(Collected data entries)

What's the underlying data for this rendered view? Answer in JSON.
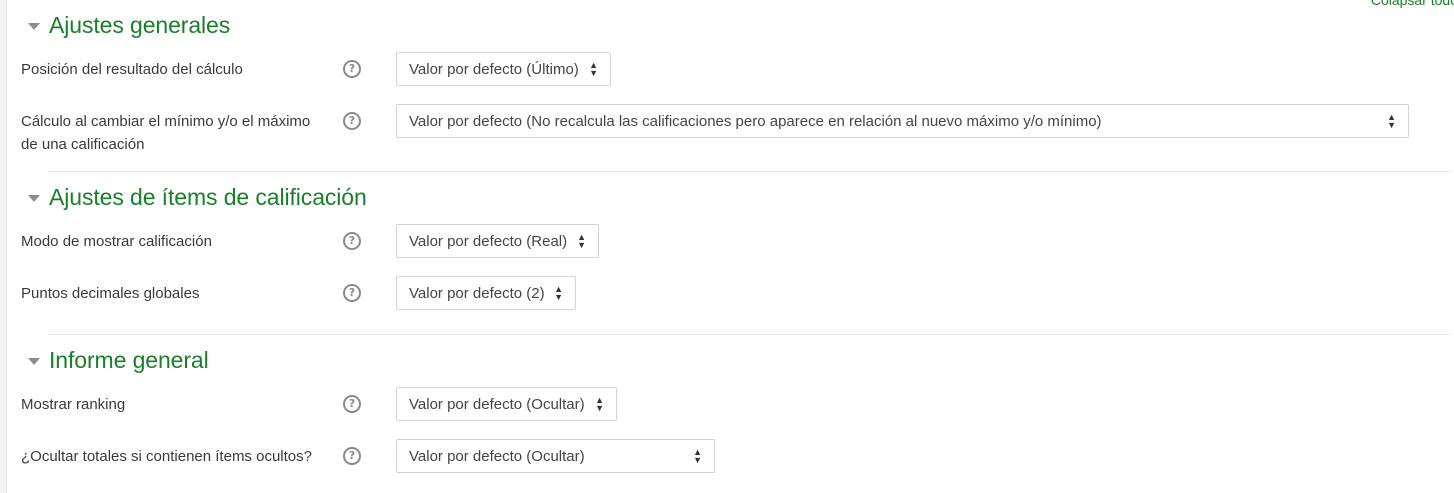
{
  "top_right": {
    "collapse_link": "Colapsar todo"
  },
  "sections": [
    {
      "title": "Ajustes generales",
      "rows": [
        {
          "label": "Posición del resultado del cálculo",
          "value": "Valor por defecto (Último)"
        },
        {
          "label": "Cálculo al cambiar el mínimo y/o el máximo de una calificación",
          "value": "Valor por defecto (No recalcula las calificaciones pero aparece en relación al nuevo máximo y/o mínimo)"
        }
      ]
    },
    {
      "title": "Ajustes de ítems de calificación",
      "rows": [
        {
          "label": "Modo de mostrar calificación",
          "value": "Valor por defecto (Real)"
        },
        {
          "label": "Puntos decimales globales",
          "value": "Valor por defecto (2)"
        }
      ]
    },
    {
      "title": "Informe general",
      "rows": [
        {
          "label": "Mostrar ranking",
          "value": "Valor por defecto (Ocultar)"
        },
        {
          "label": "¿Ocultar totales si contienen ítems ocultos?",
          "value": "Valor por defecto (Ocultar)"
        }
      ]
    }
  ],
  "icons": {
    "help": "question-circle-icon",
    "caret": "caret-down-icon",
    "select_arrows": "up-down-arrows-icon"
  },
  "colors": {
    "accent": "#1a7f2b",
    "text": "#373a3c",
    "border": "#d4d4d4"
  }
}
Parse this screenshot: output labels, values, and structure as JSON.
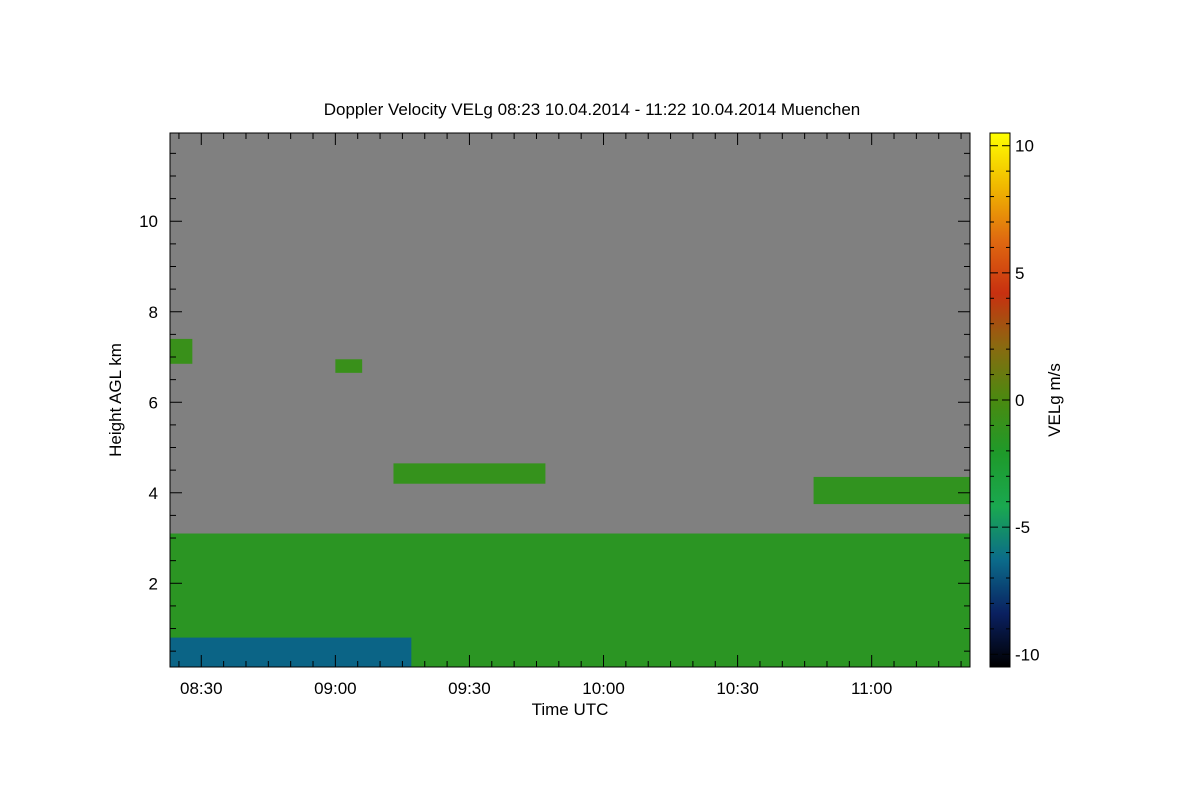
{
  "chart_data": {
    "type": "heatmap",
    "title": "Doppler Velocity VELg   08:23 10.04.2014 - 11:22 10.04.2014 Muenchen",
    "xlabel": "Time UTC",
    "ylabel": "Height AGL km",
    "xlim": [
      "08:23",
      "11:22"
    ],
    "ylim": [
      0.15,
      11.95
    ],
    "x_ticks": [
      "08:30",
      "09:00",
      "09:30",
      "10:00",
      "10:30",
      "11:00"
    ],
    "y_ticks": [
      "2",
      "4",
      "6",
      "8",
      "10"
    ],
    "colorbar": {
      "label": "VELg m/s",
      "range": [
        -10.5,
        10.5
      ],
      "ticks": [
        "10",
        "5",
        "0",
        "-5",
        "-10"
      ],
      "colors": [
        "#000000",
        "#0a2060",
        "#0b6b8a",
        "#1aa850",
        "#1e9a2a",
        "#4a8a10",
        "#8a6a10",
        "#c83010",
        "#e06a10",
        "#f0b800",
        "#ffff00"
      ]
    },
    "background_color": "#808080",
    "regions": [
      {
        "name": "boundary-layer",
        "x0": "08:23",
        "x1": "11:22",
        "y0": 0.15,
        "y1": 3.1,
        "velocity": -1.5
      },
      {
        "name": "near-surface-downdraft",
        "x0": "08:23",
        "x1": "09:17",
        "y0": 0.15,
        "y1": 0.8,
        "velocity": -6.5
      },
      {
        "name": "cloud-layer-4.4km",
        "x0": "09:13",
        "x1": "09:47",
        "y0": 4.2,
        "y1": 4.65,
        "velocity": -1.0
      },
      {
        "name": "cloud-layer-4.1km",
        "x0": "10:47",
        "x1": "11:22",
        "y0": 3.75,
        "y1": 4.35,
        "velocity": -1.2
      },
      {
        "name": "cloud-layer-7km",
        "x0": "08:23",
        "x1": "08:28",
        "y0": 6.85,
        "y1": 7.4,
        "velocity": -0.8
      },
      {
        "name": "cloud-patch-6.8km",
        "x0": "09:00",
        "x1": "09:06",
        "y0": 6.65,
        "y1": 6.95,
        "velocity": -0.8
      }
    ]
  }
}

---

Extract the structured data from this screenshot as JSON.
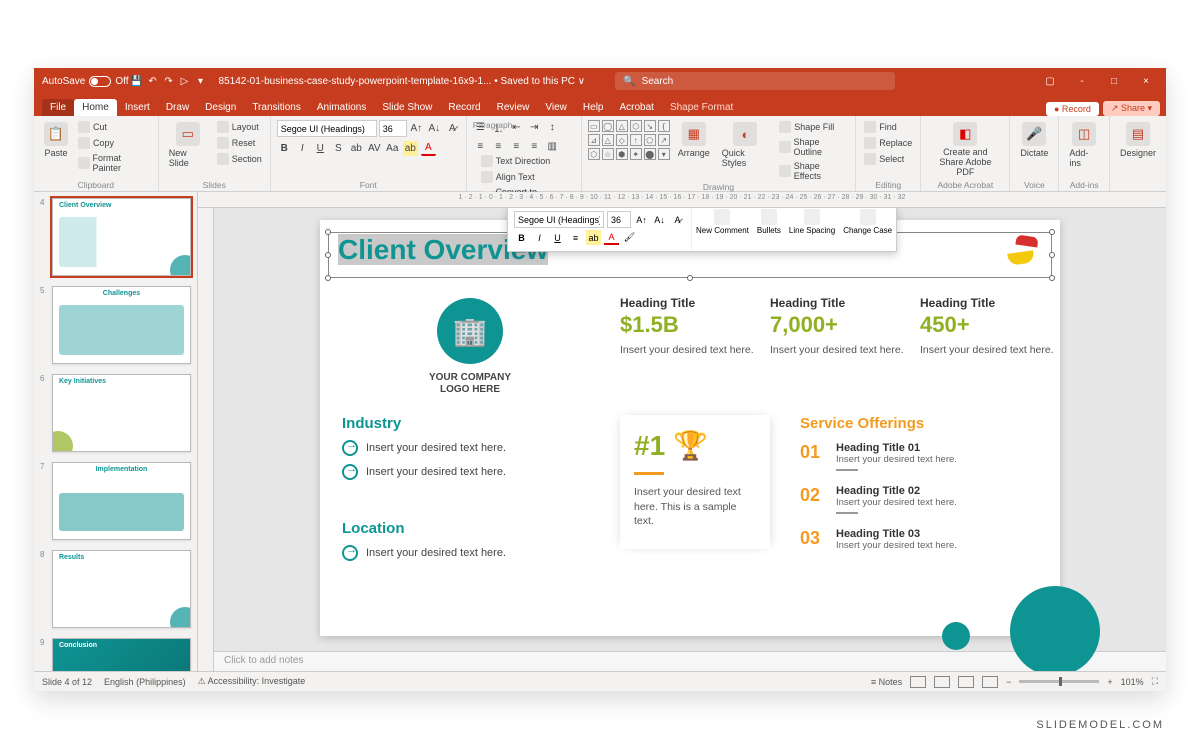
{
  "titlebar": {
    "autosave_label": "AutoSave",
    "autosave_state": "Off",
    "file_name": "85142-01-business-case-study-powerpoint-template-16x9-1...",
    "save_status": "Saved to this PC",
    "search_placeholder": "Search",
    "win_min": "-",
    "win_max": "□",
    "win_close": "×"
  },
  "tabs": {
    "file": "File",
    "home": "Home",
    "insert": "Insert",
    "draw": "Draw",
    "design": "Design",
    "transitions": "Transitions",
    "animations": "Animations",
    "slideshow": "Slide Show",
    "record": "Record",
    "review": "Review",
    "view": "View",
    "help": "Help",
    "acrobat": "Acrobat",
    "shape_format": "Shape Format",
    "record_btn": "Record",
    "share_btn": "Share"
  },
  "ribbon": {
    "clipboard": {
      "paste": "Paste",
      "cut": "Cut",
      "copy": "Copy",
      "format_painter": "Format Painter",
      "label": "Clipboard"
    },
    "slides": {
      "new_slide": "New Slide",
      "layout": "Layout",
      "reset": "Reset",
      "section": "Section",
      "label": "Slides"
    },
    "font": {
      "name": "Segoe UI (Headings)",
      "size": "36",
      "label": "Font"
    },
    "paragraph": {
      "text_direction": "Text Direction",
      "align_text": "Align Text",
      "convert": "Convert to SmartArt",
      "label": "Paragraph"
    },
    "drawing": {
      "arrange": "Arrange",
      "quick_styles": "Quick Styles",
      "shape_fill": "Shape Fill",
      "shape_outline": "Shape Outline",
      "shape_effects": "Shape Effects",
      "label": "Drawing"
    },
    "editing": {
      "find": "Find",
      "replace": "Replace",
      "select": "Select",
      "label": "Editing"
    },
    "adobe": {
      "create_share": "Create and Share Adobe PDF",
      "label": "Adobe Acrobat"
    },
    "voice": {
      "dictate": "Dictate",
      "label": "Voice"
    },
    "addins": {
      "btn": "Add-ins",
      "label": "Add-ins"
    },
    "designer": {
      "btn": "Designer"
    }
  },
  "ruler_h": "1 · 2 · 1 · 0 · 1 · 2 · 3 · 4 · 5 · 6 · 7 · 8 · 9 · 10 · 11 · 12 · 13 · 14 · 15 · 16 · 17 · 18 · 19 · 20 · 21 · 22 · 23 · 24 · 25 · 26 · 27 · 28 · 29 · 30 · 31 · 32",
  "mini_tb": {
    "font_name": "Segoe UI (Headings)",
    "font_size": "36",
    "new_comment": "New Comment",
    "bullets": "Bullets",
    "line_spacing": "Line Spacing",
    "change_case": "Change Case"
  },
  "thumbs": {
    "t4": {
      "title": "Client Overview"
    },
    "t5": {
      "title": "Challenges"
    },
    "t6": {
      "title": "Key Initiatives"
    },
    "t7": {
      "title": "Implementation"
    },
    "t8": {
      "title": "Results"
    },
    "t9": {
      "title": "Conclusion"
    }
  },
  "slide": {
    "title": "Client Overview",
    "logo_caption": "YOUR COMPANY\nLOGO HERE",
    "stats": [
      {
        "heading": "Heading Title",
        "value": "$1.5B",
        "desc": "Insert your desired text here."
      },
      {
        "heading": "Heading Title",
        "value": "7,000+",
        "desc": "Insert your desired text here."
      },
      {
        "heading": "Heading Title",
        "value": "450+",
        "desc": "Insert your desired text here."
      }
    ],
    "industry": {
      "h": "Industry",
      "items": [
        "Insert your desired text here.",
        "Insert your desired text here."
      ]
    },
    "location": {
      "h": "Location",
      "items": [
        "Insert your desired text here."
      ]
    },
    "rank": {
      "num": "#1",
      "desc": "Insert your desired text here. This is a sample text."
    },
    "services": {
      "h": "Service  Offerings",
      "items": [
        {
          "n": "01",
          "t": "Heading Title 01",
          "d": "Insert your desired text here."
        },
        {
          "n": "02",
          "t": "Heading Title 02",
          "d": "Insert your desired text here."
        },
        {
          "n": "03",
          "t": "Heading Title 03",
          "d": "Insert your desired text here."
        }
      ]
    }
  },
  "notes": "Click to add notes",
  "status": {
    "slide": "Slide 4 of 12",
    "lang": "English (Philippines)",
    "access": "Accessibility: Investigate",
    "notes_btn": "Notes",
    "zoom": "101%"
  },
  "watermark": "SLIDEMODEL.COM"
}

--

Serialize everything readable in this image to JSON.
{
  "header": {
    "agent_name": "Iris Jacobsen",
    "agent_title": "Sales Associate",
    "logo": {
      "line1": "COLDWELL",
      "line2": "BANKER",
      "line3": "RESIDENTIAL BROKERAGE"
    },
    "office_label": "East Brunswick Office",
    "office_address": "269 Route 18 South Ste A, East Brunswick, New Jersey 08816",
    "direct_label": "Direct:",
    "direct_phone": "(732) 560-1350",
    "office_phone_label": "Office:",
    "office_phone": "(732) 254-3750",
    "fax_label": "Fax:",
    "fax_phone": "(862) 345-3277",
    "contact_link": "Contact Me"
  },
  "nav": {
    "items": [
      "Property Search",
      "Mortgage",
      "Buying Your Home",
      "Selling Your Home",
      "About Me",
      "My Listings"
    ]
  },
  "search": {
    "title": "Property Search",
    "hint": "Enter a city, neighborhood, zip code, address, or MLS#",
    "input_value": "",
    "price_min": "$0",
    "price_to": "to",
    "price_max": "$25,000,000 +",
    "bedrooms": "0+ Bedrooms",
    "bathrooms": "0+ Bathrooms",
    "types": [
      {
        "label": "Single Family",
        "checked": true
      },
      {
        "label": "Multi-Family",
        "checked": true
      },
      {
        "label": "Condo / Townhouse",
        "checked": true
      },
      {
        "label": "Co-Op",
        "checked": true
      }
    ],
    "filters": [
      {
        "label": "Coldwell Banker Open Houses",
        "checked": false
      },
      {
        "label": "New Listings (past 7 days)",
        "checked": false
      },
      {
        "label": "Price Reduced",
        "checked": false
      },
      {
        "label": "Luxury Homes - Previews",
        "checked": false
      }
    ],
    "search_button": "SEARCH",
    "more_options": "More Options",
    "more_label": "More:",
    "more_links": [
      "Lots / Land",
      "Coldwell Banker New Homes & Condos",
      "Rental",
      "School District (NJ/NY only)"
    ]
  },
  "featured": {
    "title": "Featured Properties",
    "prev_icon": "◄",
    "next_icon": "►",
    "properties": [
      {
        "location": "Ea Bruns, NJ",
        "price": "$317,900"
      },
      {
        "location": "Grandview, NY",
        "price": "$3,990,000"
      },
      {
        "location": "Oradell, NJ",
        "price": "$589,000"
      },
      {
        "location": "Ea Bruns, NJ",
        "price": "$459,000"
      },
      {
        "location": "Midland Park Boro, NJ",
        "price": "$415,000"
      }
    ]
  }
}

◆ **SHORT EXERCISE**
Out of the material above, gather each line where "Format" appears.

◆ **TASK RESULT**
    "shape_format": "Shape Format",
      "format_painter": "Format Painter",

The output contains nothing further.